◆ **WHAT TO PRODUCE**: Identify every line in the records below that contains the word "Arts", and reproduce each one.

Extracted data entries:
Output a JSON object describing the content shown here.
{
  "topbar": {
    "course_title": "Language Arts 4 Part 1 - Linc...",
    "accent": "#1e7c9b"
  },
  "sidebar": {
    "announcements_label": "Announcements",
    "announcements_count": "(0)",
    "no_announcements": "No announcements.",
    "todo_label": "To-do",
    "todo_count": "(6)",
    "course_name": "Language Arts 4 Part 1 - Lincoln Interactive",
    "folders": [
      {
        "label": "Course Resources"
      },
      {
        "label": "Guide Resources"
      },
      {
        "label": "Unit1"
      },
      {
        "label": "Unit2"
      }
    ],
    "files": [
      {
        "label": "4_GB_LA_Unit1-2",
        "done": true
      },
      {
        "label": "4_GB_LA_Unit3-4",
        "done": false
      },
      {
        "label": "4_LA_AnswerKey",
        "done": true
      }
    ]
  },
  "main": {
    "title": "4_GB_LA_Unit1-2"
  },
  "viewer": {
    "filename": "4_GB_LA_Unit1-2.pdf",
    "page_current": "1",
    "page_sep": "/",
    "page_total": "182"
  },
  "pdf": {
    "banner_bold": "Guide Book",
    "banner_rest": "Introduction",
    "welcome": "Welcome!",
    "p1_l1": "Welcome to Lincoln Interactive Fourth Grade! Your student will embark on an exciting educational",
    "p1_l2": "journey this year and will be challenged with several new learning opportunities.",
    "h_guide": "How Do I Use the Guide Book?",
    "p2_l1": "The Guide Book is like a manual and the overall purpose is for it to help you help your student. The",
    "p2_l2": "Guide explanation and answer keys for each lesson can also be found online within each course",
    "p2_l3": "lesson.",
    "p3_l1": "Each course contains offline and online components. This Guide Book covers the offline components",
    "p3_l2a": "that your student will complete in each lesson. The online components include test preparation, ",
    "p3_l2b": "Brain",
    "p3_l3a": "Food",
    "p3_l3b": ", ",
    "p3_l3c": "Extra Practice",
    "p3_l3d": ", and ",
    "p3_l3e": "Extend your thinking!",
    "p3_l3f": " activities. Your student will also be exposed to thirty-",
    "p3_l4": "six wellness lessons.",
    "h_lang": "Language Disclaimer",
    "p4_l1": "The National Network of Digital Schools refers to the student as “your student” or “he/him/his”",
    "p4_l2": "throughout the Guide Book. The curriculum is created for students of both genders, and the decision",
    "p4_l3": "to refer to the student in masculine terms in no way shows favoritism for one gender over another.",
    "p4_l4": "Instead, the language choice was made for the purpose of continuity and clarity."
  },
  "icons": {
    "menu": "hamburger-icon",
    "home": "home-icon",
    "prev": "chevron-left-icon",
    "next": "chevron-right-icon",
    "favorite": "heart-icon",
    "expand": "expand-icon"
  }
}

◆ **THE REPLY**:
    "course_title": "Language Arts 4 Part 1 - Linc...",
    "course_name": "Language Arts 4 Part 1 - Lincoln Interactive",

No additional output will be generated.